▶ [PROBLEM DESCRIPTION]: Write out the entries below once more, exactly, with the pictures left out.

# # # # #

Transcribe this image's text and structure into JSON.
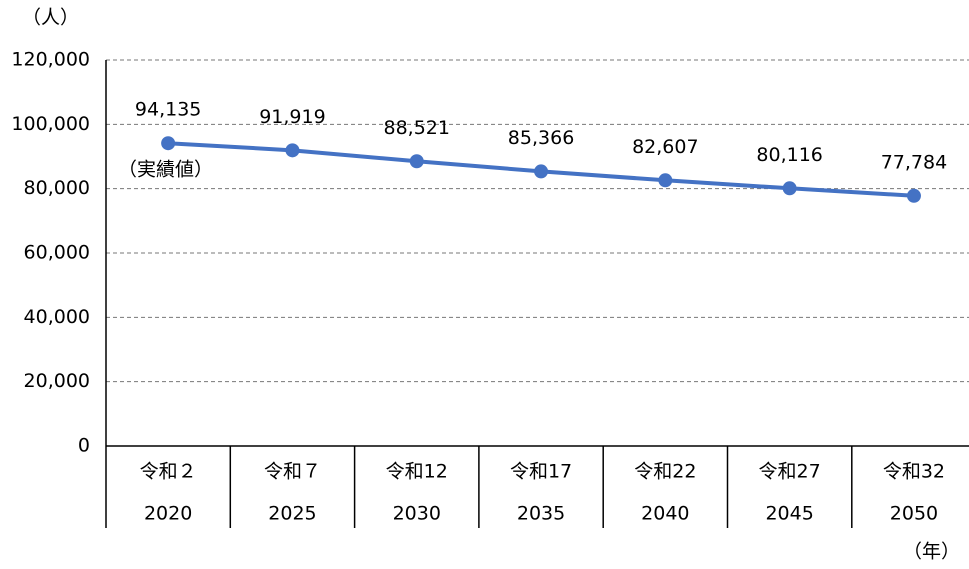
{
  "chart_data": {
    "type": "line",
    "y_unit": "（人）",
    "x_unit": "（年）",
    "annotation": "（実績値）",
    "categories": [
      "令和２",
      "令和７",
      "令和12",
      "令和17",
      "令和22",
      "令和27",
      "令和32"
    ],
    "years": [
      "2020",
      "2025",
      "2030",
      "2035",
      "2040",
      "2045",
      "2050"
    ],
    "series": [
      {
        "color": "#4472c4",
        "values": [
          94135,
          91919,
          88521,
          85366,
          82607,
          80116,
          77784
        ],
        "value_labels": [
          "94,135",
          "91,919",
          "88,521",
          "85,366",
          "82,607",
          "80,116",
          "77,784"
        ]
      }
    ],
    "ylim": [
      0,
      120000
    ],
    "yticks": [
      0,
      {
        "value": 20000,
        "label": "20,000"
      },
      {
        "value": 40000,
        "label": "40,000"
      },
      {
        "value": 60000,
        "label": "60,000"
      },
      {
        "value": 80000,
        "label": "80,000"
      },
      {
        "value": 100000,
        "label": "100,000"
      },
      {
        "value": 120000,
        "label": "120,000"
      }
    ],
    "grid": true
  }
}
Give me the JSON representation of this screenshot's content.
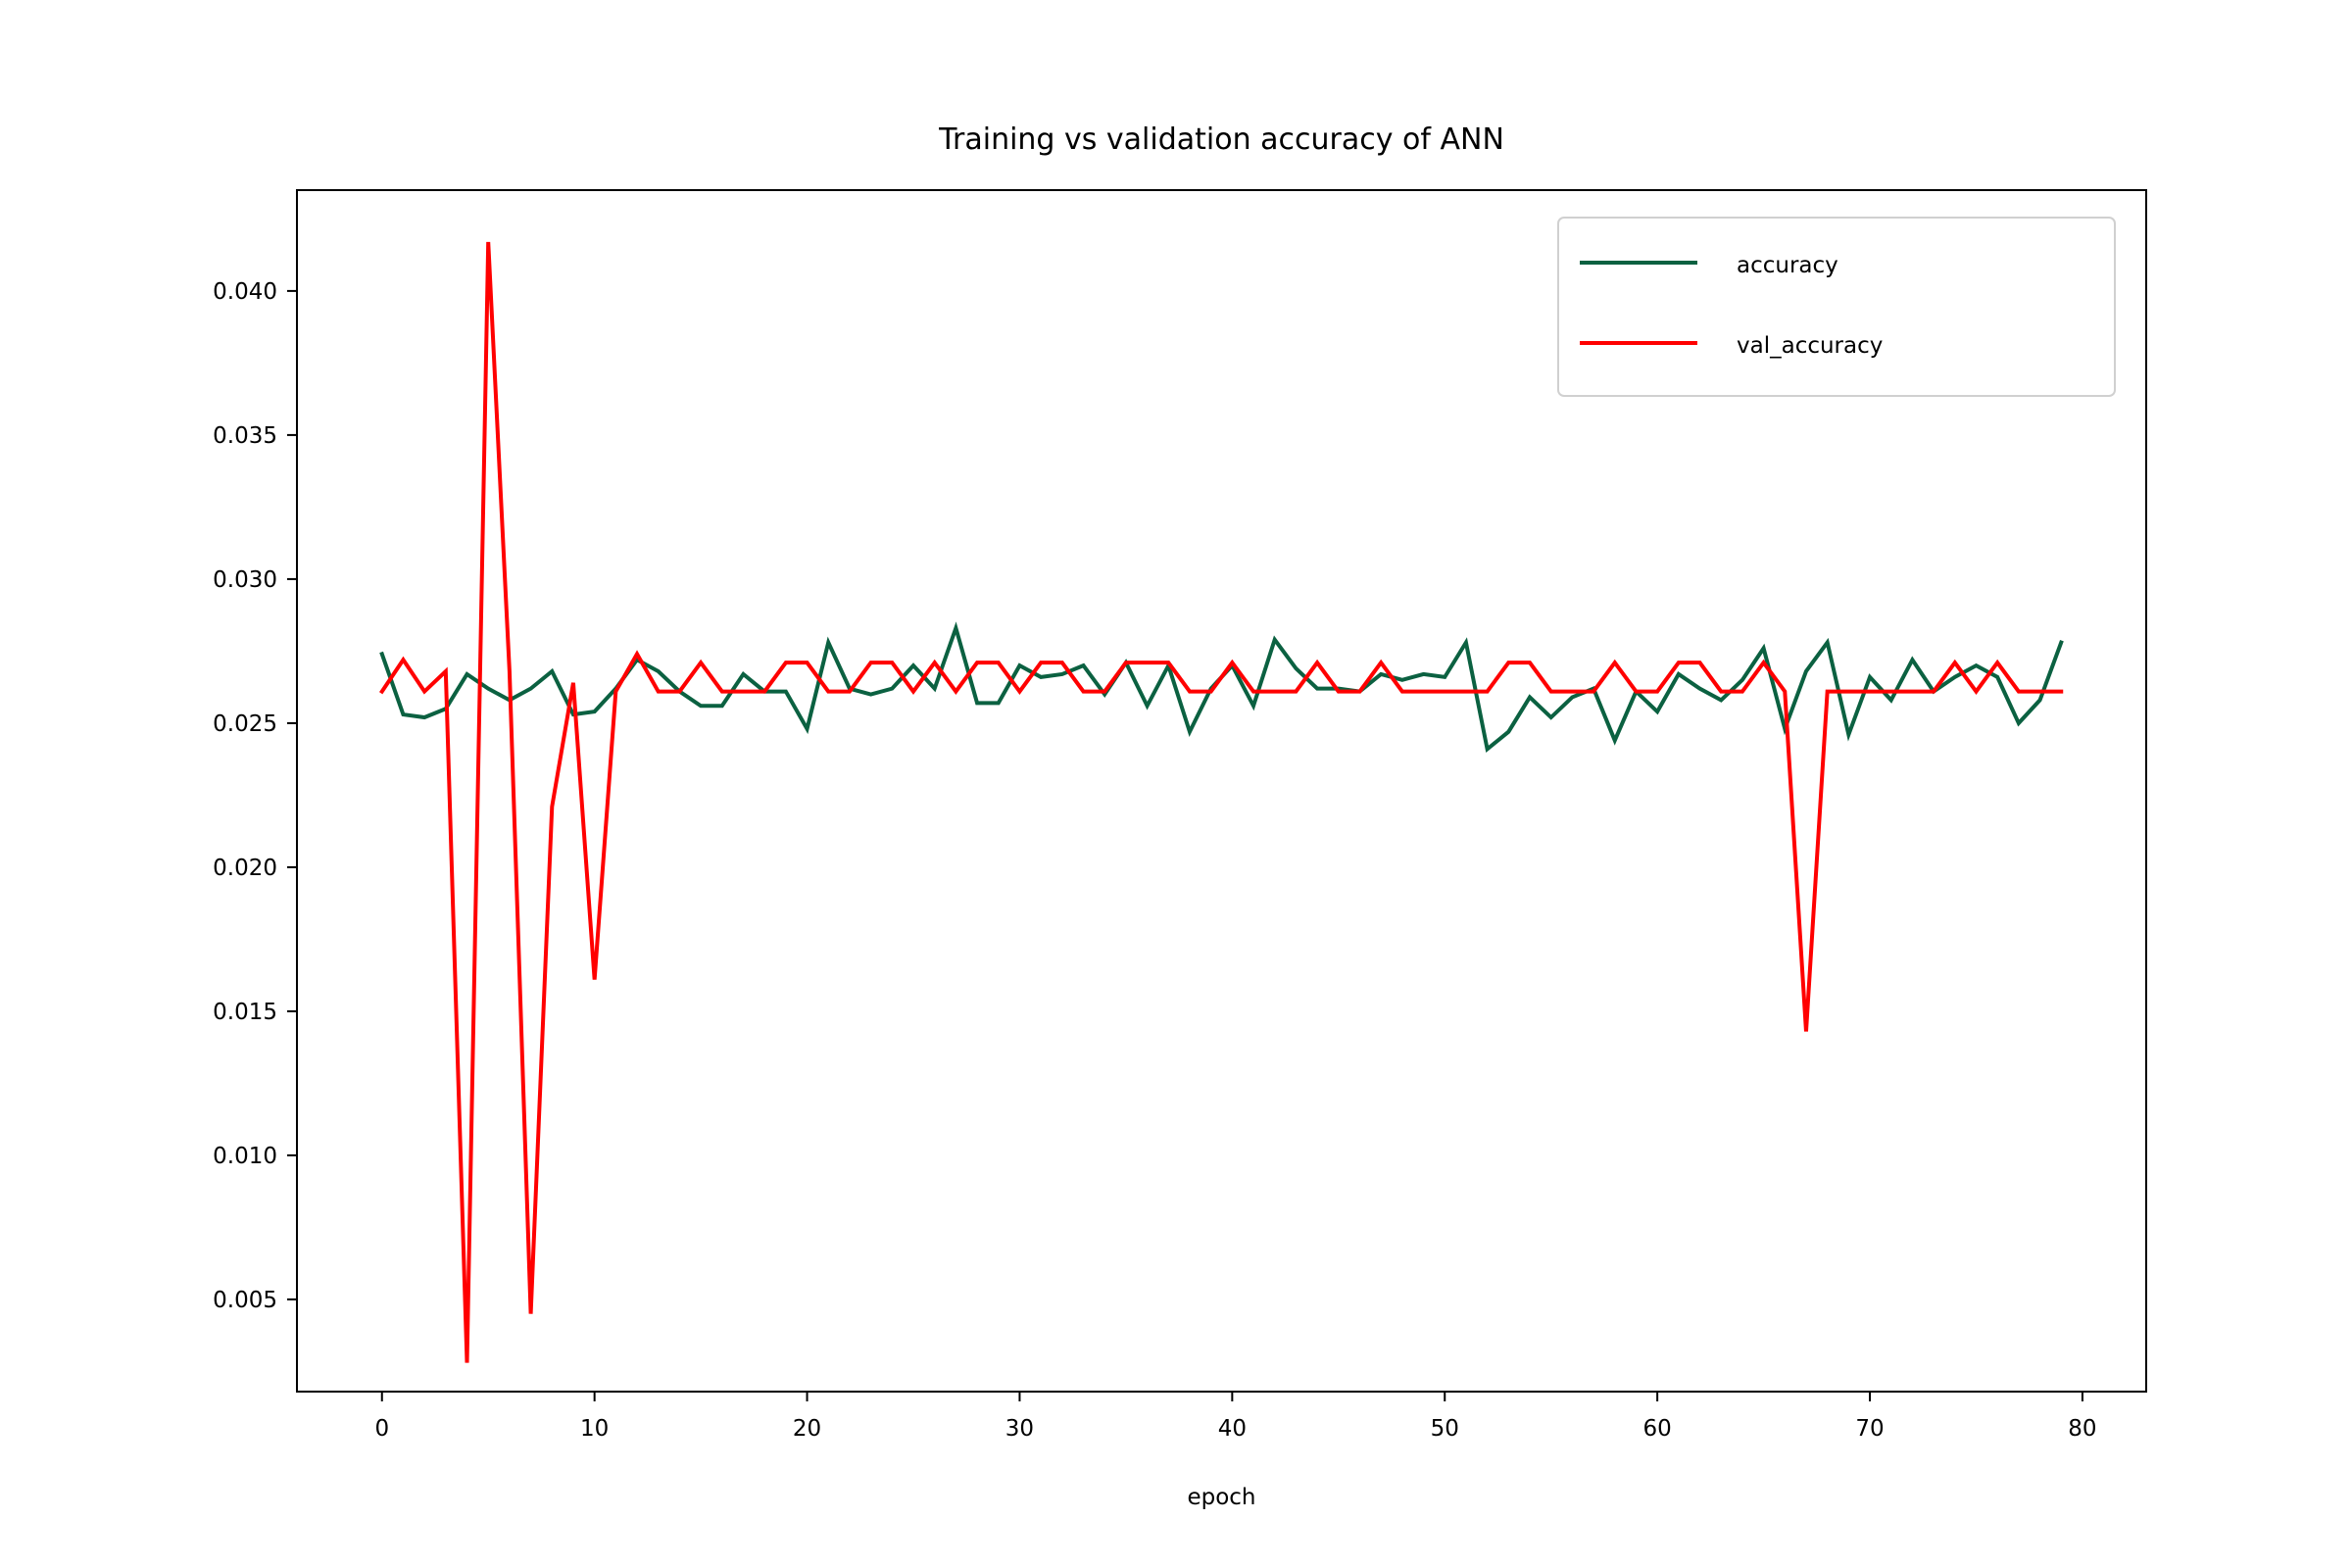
{
  "chart_data": {
    "type": "line",
    "title": "Training vs validation accuracy of ANN",
    "xlabel": "epoch",
    "ylabel": "",
    "xlim": [
      -4,
      83
    ],
    "ylim": [
      0.0018,
      0.0435
    ],
    "xticks": [
      0,
      10,
      20,
      30,
      40,
      50,
      60,
      70,
      80
    ],
    "xtick_labels": [
      "0",
      "10",
      "20",
      "30",
      "40",
      "50",
      "60",
      "70",
      "80"
    ],
    "yticks": [
      0.005,
      0.01,
      0.015,
      0.02,
      0.025,
      0.03,
      0.035,
      0.04
    ],
    "ytick_labels": [
      "0.005",
      "0.010",
      "0.015",
      "0.020",
      "0.025",
      "0.030",
      "0.035",
      "0.040"
    ],
    "grid": false,
    "legend_position": "top-right",
    "series": [
      {
        "name": "accuracy",
        "color": "#0b6141",
        "values": [
          0.0274,
          0.0253,
          0.0252,
          0.0255,
          0.0267,
          0.0262,
          0.0258,
          0.0262,
          0.0268,
          0.0253,
          0.0254,
          0.0262,
          0.0272,
          0.0268,
          0.0261,
          0.0256,
          0.0256,
          0.0267,
          0.0261,
          0.0261,
          0.0248,
          0.0278,
          0.0262,
          0.026,
          0.0262,
          0.027,
          0.0262,
          0.0283,
          0.0257,
          0.0257,
          0.027,
          0.0266,
          0.0267,
          0.027,
          0.026,
          0.0271,
          0.0256,
          0.027,
          0.0247,
          0.0262,
          0.027,
          0.0256,
          0.0279,
          0.0269,
          0.0262,
          0.0262,
          0.0261,
          0.0267,
          0.0265,
          0.0267,
          0.0266,
          0.0278,
          0.0241,
          0.0247,
          0.0259,
          0.0252,
          0.0259,
          0.0262,
          0.0244,
          0.0261,
          0.0254,
          0.0267,
          0.0262,
          0.0258,
          0.0265,
          0.0276,
          0.0248,
          0.0268,
          0.0278,
          0.0246,
          0.0266,
          0.0258,
          0.0272,
          0.0261,
          0.0266,
          0.027,
          0.0266,
          0.025,
          0.0258,
          0.0278
        ]
      },
      {
        "name": "val_accuracy",
        "color": "#ff0000",
        "values": [
          0.0261,
          0.0272,
          0.0261,
          0.0268,
          0.0028,
          0.0417,
          0.0268,
          0.0045,
          0.0221,
          0.0264,
          0.0161,
          0.0261,
          0.0274,
          0.0261,
          0.0261,
          0.0271,
          0.0261,
          0.0261,
          0.0261,
          0.0271,
          0.0271,
          0.0261,
          0.0261,
          0.0271,
          0.0271,
          0.0261,
          0.0271,
          0.0261,
          0.0271,
          0.0271,
          0.0261,
          0.0271,
          0.0271,
          0.0261,
          0.0261,
          0.0271,
          0.0271,
          0.0271,
          0.0261,
          0.0261,
          0.0271,
          0.0261,
          0.0261,
          0.0261,
          0.0271,
          0.0261,
          0.0261,
          0.0271,
          0.0261,
          0.0261,
          0.0261,
          0.0261,
          0.0261,
          0.0271,
          0.0271,
          0.0261,
          0.0261,
          0.0261,
          0.0271,
          0.0261,
          0.0261,
          0.0271,
          0.0271,
          0.0261,
          0.0261,
          0.0271,
          0.0261,
          0.0143,
          0.0261,
          0.0261,
          0.0261,
          0.0261,
          0.0261,
          0.0261,
          0.0271,
          0.0261,
          0.0271,
          0.0261,
          0.0261,
          0.0261
        ]
      }
    ]
  }
}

# # # # #

▶ [REPLY TO THE EXERCISE]:
Transcribe this image's text and structure into JSON.
{
  "chart_data": {
    "type": "line",
    "y_unit": "（人）",
    "x_unit": "（年）",
    "annotation": "（実績値）",
    "categories": [
      "令和２",
      "令和７",
      "令和12",
      "令和17",
      "令和22",
      "令和27",
      "令和32"
    ],
    "years": [
      "2020",
      "2025",
      "2030",
      "2035",
      "2040",
      "2045",
      "2050"
    ],
    "series": [
      {
        "color": "#4472c4",
        "values": [
          94135,
          91919,
          88521,
          85366,
          82607,
          80116,
          77784
        ],
        "value_labels": [
          "94,135",
          "91,919",
          "88,521",
          "85,366",
          "82,607",
          "80,116",
          "77,784"
        ]
      }
    ],
    "ylim": [
      0,
      120000
    ],
    "yticks": [
      0,
      {
        "value": 20000,
        "label": "20,000"
      },
      {
        "value": 40000,
        "label": "40,000"
      },
      {
        "value": 60000,
        "label": "60,000"
      },
      {
        "value": 80000,
        "label": "80,000"
      },
      {
        "value": 100000,
        "label": "100,000"
      },
      {
        "value": 120000,
        "label": "120,000"
      }
    ],
    "grid": true
  }
}
Give me the JSON representation of this screenshot's content.
{
  "chart_data": {
    "type": "line",
    "title": "Training vs validation accuracy of ANN",
    "xlabel": "epoch",
    "ylabel": "",
    "xlim": [
      -4,
      83
    ],
    "ylim": [
      0.0018,
      0.0435
    ],
    "xticks": [
      0,
      10,
      20,
      30,
      40,
      50,
      60,
      70,
      80
    ],
    "xtick_labels": [
      "0",
      "10",
      "20",
      "30",
      "40",
      "50",
      "60",
      "70",
      "80"
    ],
    "yticks": [
      0.005,
      0.01,
      0.015,
      0.02,
      0.025,
      0.03,
      0.035,
      0.04
    ],
    "ytick_labels": [
      "0.005",
      "0.010",
      "0.015",
      "0.020",
      "0.025",
      "0.030",
      "0.035",
      "0.040"
    ],
    "grid": false,
    "legend_position": "top-right",
    "series": [
      {
        "name": "accuracy",
        "color": "#0b6141",
        "values": [
          0.0274,
          0.0253,
          0.0252,
          0.0255,
          0.0267,
          0.0262,
          0.0258,
          0.0262,
          0.0268,
          0.0253,
          0.0254,
          0.0262,
          0.0272,
          0.0268,
          0.0261,
          0.0256,
          0.0256,
          0.0267,
          0.0261,
          0.0261,
          0.0248,
          0.0278,
          0.0262,
          0.026,
          0.0262,
          0.027,
          0.0262,
          0.0283,
          0.0257,
          0.0257,
          0.027,
          0.0266,
          0.0267,
          0.027,
          0.026,
          0.0271,
          0.0256,
          0.027,
          0.0247,
          0.0262,
          0.027,
          0.0256,
          0.0279,
          0.0269,
          0.0262,
          0.0262,
          0.0261,
          0.0267,
          0.0265,
          0.0267,
          0.0266,
          0.0278,
          0.0241,
          0.0247,
          0.0259,
          0.0252,
          0.0259,
          0.0262,
          0.0244,
          0.0261,
          0.0254,
          0.0267,
          0.0262,
          0.0258,
          0.0265,
          0.0276,
          0.0248,
          0.0268,
          0.0278,
          0.0246,
          0.0266,
          0.0258,
          0.0272,
          0.0261,
          0.0266,
          0.027,
          0.0266,
          0.025,
          0.0258,
          0.0278
        ]
      },
      {
        "name": "val_accuracy",
        "color": "#ff0000",
        "values": [
          0.0261,
          0.0272,
          0.0261,
          0.0268,
          0.0028,
          0.0417,
          0.0268,
          0.0045,
          0.0221,
          0.0264,
          0.0161,
          0.0261,
          0.0274,
          0.0261,
          0.0261,
          0.0271,
          0.0261,
          0.0261,
          0.0261,
          0.0271,
          0.0271,
          0.0261,
          0.0261,
          0.0271,
          0.0271,
          0.0261,
          0.0271,
          0.0261,
          0.0271,
          0.0271,
          0.0261,
          0.0271,
          0.0271,
          0.0261,
          0.0261,
          0.0271,
          0.0271,
          0.0271,
          0.0261,
          0.0261,
          0.0271,
          0.0261,
          0.0261,
          0.0261,
          0.0271,
          0.0261,
          0.0261,
          0.0271,
          0.0261,
          0.0261,
          0.0261,
          0.0261,
          0.0261,
          0.0271,
          0.0271,
          0.0261,
          0.0261,
          0.0261,
          0.0271,
          0.0261,
          0.0261,
          0.0271,
          0.0271,
          0.0261,
          0.0261,
          0.0271,
          0.0261,
          0.0143,
          0.0261,
          0.0261,
          0.0261,
          0.0261,
          0.0261,
          0.0261,
          0.0271,
          0.0261,
          0.0271,
          0.0261,
          0.0261,
          0.0261
        ]
      }
    ]
  }
}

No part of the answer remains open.